WHAT YOU SHOULD DO
Repeat all the records exactly, omitting pictures.

── THE DATA

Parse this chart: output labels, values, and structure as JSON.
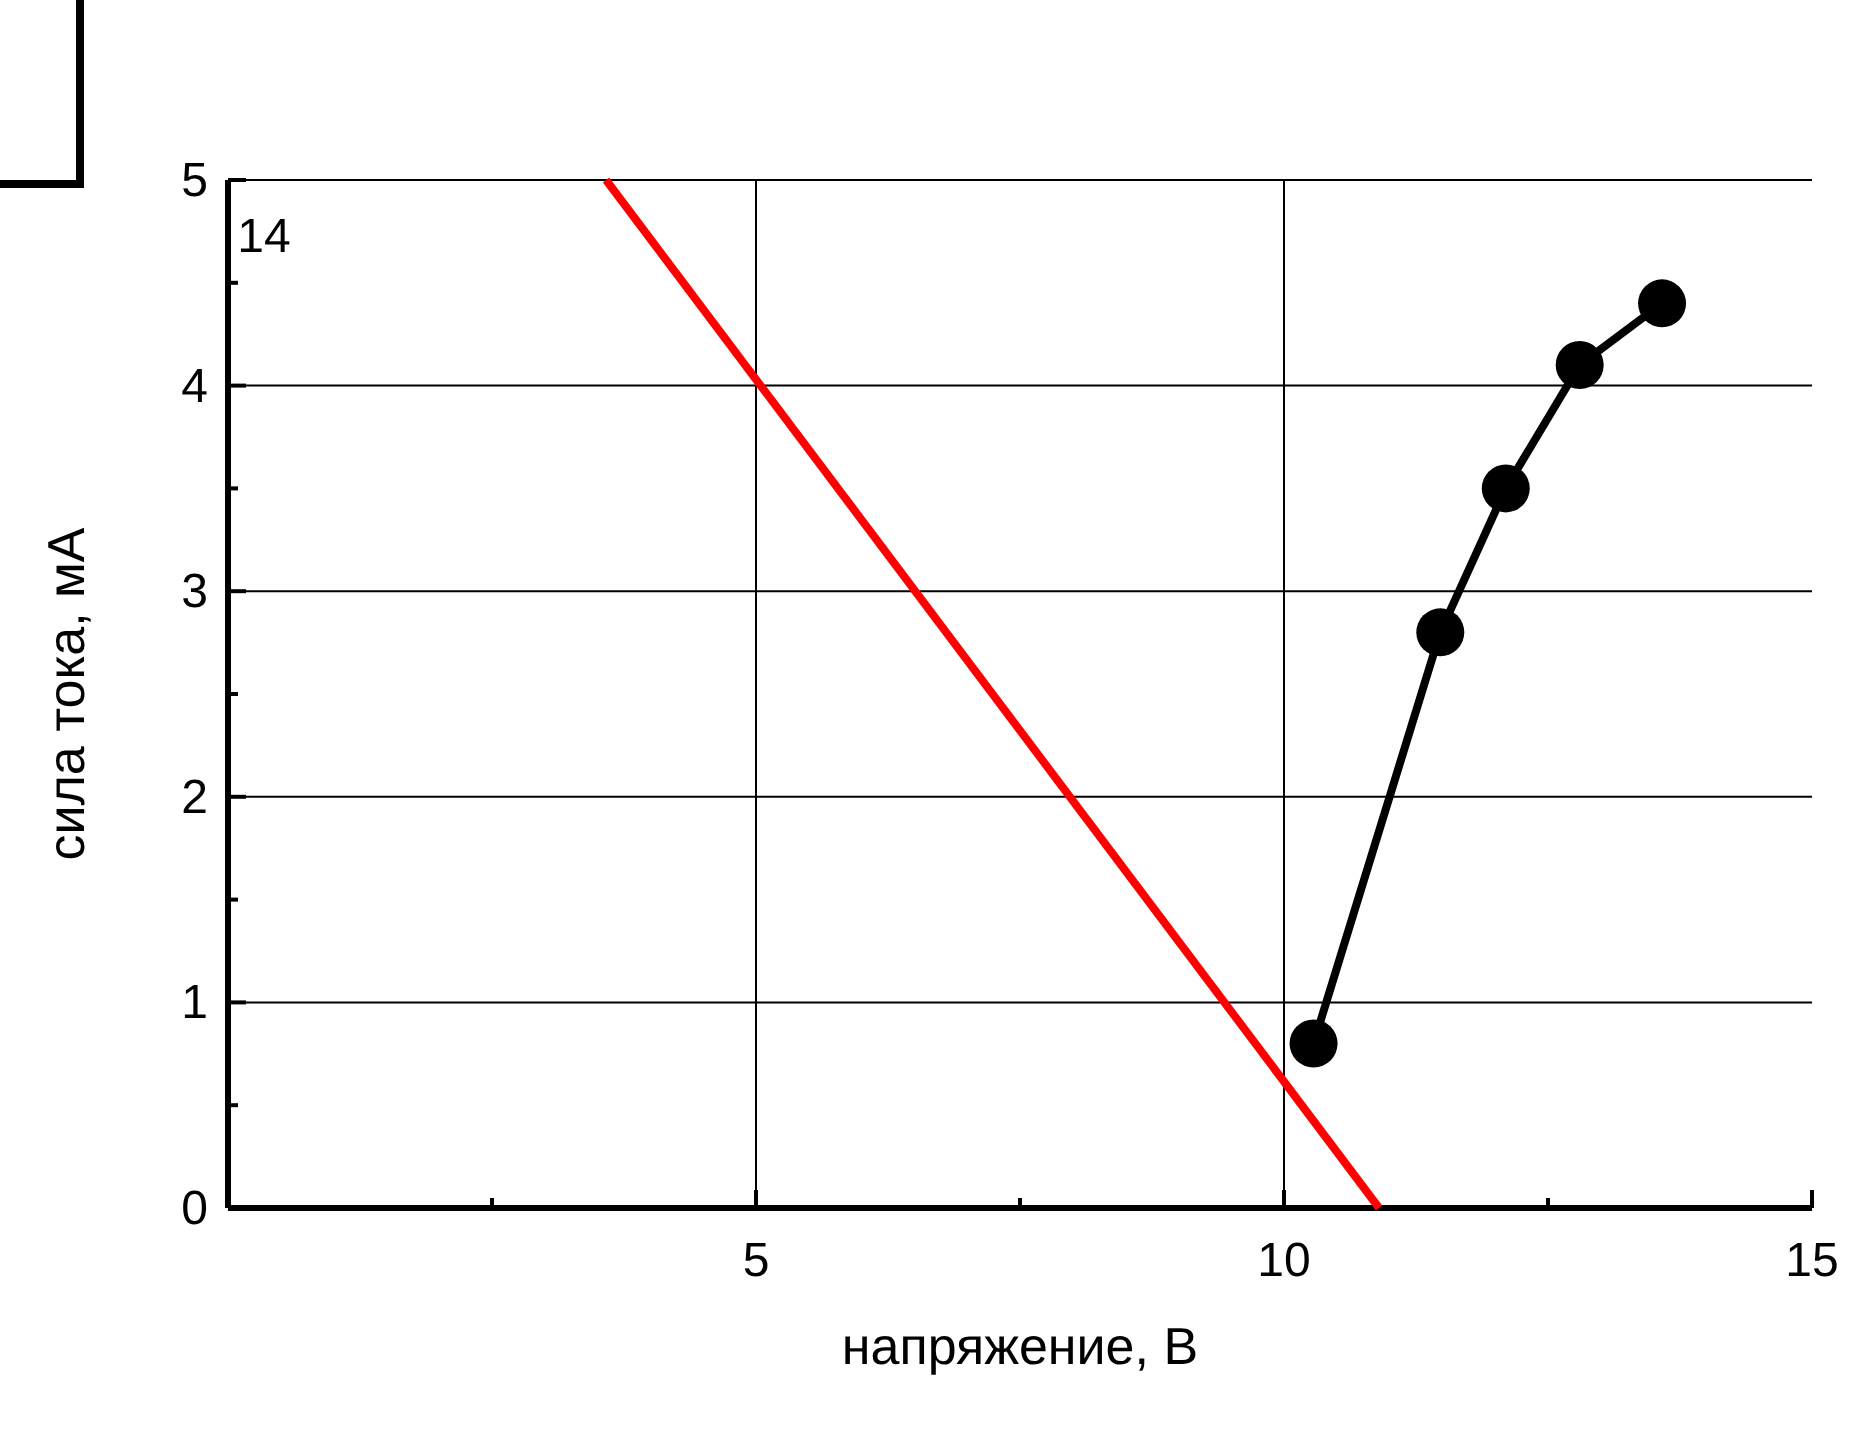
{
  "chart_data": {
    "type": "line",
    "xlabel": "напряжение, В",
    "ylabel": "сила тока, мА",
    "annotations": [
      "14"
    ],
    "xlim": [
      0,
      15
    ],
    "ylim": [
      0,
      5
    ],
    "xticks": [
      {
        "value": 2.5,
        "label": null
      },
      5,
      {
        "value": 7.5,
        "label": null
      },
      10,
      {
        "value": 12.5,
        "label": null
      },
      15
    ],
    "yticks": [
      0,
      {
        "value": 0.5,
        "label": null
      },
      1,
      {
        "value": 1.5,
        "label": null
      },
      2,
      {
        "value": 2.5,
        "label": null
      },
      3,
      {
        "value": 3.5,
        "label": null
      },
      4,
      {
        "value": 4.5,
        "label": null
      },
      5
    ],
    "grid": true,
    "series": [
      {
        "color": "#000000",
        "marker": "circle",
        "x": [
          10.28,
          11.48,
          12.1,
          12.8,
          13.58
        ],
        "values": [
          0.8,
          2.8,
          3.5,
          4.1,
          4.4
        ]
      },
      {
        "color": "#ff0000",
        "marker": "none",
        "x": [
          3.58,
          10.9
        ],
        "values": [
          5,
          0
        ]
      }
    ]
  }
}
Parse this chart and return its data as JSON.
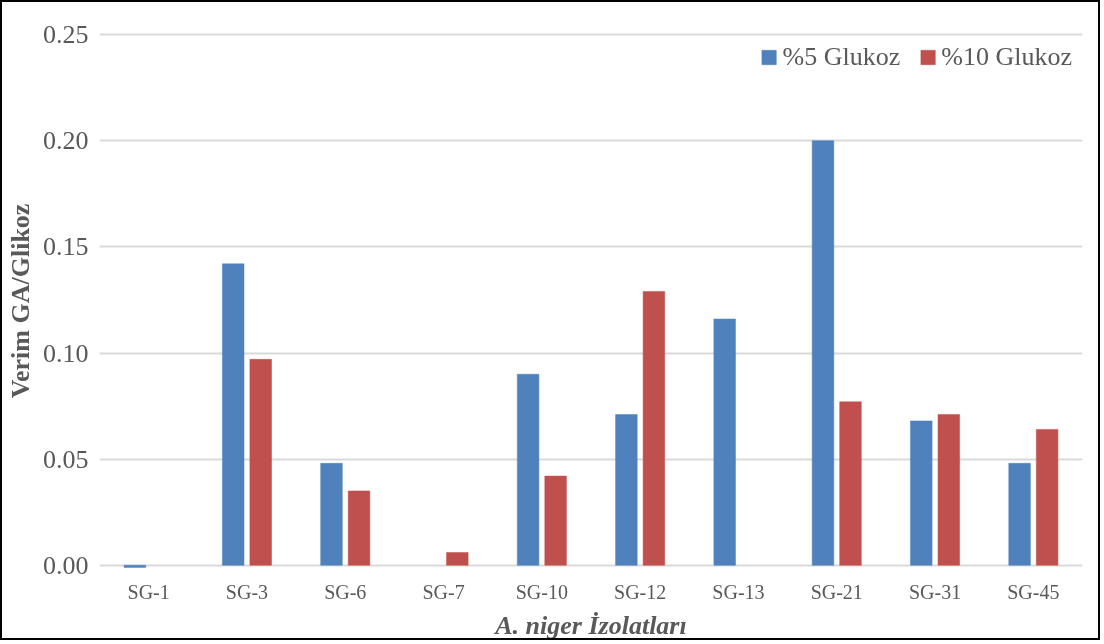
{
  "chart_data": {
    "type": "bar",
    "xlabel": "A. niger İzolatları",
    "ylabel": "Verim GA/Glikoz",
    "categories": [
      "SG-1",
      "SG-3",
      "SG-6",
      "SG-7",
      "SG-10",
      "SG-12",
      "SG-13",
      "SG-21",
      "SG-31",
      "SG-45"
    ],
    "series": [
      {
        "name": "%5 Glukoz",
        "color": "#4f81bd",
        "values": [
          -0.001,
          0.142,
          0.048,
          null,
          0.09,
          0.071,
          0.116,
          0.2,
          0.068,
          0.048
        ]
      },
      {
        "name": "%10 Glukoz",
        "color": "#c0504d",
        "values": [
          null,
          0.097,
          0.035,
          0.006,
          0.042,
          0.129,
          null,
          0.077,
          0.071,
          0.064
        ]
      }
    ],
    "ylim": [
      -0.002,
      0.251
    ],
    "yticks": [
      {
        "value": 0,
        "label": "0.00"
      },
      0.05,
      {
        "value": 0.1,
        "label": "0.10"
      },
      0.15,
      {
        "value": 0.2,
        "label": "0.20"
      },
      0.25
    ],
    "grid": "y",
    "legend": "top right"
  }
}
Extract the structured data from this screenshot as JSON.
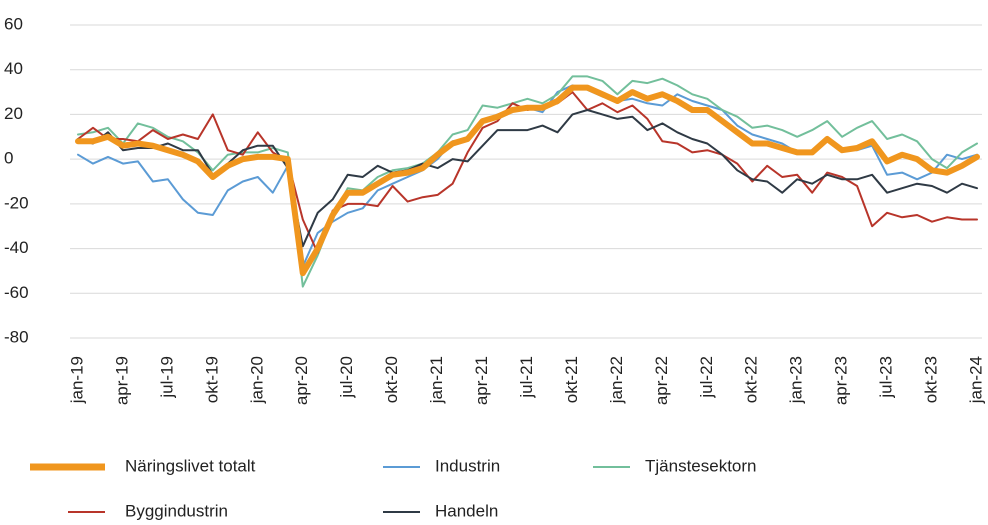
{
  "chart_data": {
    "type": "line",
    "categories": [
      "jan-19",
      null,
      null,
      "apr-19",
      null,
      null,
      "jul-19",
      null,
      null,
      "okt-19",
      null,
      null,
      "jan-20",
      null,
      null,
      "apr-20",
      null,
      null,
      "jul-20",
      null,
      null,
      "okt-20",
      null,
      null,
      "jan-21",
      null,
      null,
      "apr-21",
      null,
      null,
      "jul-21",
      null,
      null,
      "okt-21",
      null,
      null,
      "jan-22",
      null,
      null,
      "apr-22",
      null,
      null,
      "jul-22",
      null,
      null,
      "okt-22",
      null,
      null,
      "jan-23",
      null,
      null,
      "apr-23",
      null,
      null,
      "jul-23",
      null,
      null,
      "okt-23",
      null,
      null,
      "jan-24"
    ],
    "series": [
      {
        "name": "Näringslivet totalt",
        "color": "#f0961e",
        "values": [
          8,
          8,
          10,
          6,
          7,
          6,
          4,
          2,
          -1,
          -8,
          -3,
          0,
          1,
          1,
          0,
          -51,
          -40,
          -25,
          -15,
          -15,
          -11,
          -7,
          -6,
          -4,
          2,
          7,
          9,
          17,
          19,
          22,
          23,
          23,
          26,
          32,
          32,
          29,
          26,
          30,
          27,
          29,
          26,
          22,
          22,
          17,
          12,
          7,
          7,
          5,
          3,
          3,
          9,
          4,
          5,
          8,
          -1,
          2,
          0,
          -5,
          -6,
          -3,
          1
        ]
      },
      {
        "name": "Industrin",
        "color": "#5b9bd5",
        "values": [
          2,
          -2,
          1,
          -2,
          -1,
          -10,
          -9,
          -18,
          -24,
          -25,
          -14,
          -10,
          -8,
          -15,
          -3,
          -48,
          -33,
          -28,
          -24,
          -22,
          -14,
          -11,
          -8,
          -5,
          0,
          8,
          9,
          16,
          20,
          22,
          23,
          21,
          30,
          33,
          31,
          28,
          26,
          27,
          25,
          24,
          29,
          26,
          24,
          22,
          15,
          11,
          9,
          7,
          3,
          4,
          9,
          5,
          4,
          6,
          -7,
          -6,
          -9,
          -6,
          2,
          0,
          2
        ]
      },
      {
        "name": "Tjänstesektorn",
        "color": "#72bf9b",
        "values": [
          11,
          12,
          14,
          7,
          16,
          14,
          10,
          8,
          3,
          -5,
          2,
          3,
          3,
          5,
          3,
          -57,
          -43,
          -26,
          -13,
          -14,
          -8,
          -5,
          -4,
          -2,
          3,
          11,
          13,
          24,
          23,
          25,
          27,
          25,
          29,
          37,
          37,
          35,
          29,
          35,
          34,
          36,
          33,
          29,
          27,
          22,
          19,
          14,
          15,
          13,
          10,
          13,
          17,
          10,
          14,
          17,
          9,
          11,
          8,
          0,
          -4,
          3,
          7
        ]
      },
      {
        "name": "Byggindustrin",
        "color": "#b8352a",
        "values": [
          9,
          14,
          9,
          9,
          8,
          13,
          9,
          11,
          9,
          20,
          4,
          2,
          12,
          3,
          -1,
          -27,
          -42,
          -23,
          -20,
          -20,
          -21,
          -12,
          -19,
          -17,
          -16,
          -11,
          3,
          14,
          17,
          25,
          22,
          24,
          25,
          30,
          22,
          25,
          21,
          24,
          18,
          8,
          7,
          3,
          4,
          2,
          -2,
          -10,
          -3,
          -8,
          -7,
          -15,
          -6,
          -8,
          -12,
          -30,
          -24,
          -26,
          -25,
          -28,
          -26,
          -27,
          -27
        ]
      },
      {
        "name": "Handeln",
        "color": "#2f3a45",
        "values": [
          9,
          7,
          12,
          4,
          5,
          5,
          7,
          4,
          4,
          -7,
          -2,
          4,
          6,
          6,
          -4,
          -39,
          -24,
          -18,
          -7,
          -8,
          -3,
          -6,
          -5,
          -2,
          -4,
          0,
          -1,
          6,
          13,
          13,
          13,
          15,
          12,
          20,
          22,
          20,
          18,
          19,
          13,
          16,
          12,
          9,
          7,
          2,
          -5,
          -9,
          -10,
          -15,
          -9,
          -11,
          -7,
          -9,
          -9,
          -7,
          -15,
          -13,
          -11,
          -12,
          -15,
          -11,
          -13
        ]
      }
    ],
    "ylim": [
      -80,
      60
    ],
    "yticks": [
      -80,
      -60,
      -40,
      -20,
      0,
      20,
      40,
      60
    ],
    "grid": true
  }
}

────

RESPONSE
Parse this chart: output labels, values, and structure as JSON.
{
  "chart_data": {
    "type": "line",
    "xlabel": "напряжение, В",
    "ylabel": "сила тока, мА",
    "annotations": [
      "14"
    ],
    "xlim": [
      0,
      15
    ],
    "ylim": [
      0,
      5
    ],
    "xticks": [
      {
        "value": 2.5,
        "label": null
      },
      5,
      {
        "value": 7.5,
        "label": null
      },
      10,
      {
        "value": 12.5,
        "label": null
      },
      15
    ],
    "yticks": [
      0,
      {
        "value": 0.5,
        "label": null
      },
      1,
      {
        "value": 1.5,
        "label": null
      },
      2,
      {
        "value": 2.5,
        "label": null
      },
      3,
      {
        "value": 3.5,
        "label": null
      },
      4,
      {
        "value": 4.5,
        "label": null
      },
      5
    ],
    "grid": true,
    "series": [
      {
        "color": "#000000",
        "marker": "circle",
        "x": [
          10.28,
          11.48,
          12.1,
          12.8,
          13.58
        ],
        "values": [
          0.8,
          2.8,
          3.5,
          4.1,
          4.4
        ]
      },
      {
        "color": "#ff0000",
        "marker": "none",
        "x": [
          3.58,
          10.9
        ],
        "values": [
          5,
          0
        ]
      }
    ]
  }
}
Parse this chart and return its data as JSON.
{
  "chart_data": {
    "type": "bar",
    "xlabel": "A. niger İzolatları",
    "ylabel": "Verim GA/Glikoz",
    "categories": [
      "SG-1",
      "SG-3",
      "SG-6",
      "SG-7",
      "SG-10",
      "SG-12",
      "SG-13",
      "SG-21",
      "SG-31",
      "SG-45"
    ],
    "series": [
      {
        "name": "%5 Glukoz",
        "color": "#4f81bd",
        "values": [
          -0.001,
          0.142,
          0.048,
          null,
          0.09,
          0.071,
          0.116,
          0.2,
          0.068,
          0.048
        ]
      },
      {
        "name": "%10 Glukoz",
        "color": "#c0504d",
        "values": [
          null,
          0.097,
          0.035,
          0.006,
          0.042,
          0.129,
          null,
          0.077,
          0.071,
          0.064
        ]
      }
    ],
    "ylim": [
      -0.002,
      0.251
    ],
    "yticks": [
      {
        "value": 0,
        "label": "0.00"
      },
      0.05,
      {
        "value": 0.1,
        "label": "0.10"
      },
      0.15,
      {
        "value": 0.2,
        "label": "0.20"
      },
      0.25
    ],
    "grid": "y",
    "legend": "top right"
  }
}
Extract the structured data from this screenshot as JSON.
{
  "chart_data": {
    "type": "line",
    "categories": [
      "jan-19",
      null,
      null,
      "apr-19",
      null,
      null,
      "jul-19",
      null,
      null,
      "okt-19",
      null,
      null,
      "jan-20",
      null,
      null,
      "apr-20",
      null,
      null,
      "jul-20",
      null,
      null,
      "okt-20",
      null,
      null,
      "jan-21",
      null,
      null,
      "apr-21",
      null,
      null,
      "jul-21",
      null,
      null,
      "okt-21",
      null,
      null,
      "jan-22",
      null,
      null,
      "apr-22",
      null,
      null,
      "jul-22",
      null,
      null,
      "okt-22",
      null,
      null,
      "jan-23",
      null,
      null,
      "apr-23",
      null,
      null,
      "jul-23",
      null,
      null,
      "okt-23",
      null,
      null,
      "jan-24"
    ],
    "series": [
      {
        "name": "Näringslivet totalt",
        "color": "#f0961e",
        "values": [
          8,
          8,
          10,
          6,
          7,
          6,
          4,
          2,
          -1,
          -8,
          -3,
          0,
          1,
          1,
          0,
          -51,
          -40,
          -25,
          -15,
          -15,
          -11,
          -7,
          -6,
          -4,
          2,
          7,
          9,
          17,
          19,
          22,
          23,
          23,
          26,
          32,
          32,
          29,
          26,
          30,
          27,
          29,
          26,
          22,
          22,
          17,
          12,
          7,
          7,
          5,
          3,
          3,
          9,
          4,
          5,
          8,
          -1,
          2,
          0,
          -5,
          -6,
          -3,
          1
        ]
      },
      {
        "name": "Industrin",
        "color": "#5b9bd5",
        "values": [
          2,
          -2,
          1,
          -2,
          -1,
          -10,
          -9,
          -18,
          -24,
          -25,
          -14,
          -10,
          -8,
          -15,
          -3,
          -48,
          -33,
          -28,
          -24,
          -22,
          -14,
          -11,
          -8,
          -5,
          0,
          8,
          9,
          16,
          20,
          22,
          23,
          21,
          30,
          33,
          31,
          28,
          26,
          27,
          25,
          24,
          29,
          26,
          24,
          22,
          15,
          11,
          9,
          7,
          3,
          4,
          9,
          5,
          4,
          6,
          -7,
          -6,
          -9,
          -6,
          2,
          0,
          2
        ]
      },
      {
        "name": "Tjänstesektorn",
        "color": "#72bf9b",
        "values": [
          11,
          12,
          14,
          7,
          16,
          14,
          10,
          8,
          3,
          -5,
          2,
          3,
          3,
          5,
          3,
          -57,
          -43,
          -26,
          -13,
          -14,
          -8,
          -5,
          -4,
          -2,
          3,
          11,
          13,
          24,
          23,
          25,
          27,
          25,
          29,
          37,
          37,
          35,
          29,
          35,
          34,
          36,
          33,
          29,
          27,
          22,
          19,
          14,
          15,
          13,
          10,
          13,
          17,
          10,
          14,
          17,
          9,
          11,
          8,
          0,
          -4,
          3,
          7
        ]
      },
      {
        "name": "Byggindustrin",
        "color": "#b8352a",
        "values": [
          9,
          14,
          9,
          9,
          8,
          13,
          9,
          11,
          9,
          20,
          4,
          2,
          12,
          3,
          -1,
          -27,
          -42,
          -23,
          -20,
          -20,
          -21,
          -12,
          -19,
          -17,
          -16,
          -11,
          3,
          14,
          17,
          25,
          22,
          24,
          25,
          30,
          22,
          25,
          21,
          24,
          18,
          8,
          7,
          3,
          4,
          2,
          -2,
          -10,
          -3,
          -8,
          -7,
          -15,
          -6,
          -8,
          -12,
          -30,
          -24,
          -26,
          -25,
          -28,
          -26,
          -27,
          -27
        ]
      },
      {
        "name": "Handeln",
        "color": "#2f3a45",
        "values": [
          9,
          7,
          12,
          4,
          5,
          5,
          7,
          4,
          4,
          -7,
          -2,
          4,
          6,
          6,
          -4,
          -39,
          -24,
          -18,
          -7,
          -8,
          -3,
          -6,
          -5,
          -2,
          -4,
          0,
          -1,
          6,
          13,
          13,
          13,
          15,
          12,
          20,
          22,
          20,
          18,
          19,
          13,
          16,
          12,
          9,
          7,
          2,
          -5,
          -9,
          -10,
          -15,
          -9,
          -11,
          -7,
          -9,
          -9,
          -7,
          -15,
          -13,
          -11,
          -12,
          -15,
          -11,
          -13
        ]
      }
    ],
    "ylim": [
      -80,
      60
    ],
    "yticks": [
      -80,
      -60,
      -40,
      -20,
      0,
      20,
      40,
      60
    ],
    "grid": true
  }
}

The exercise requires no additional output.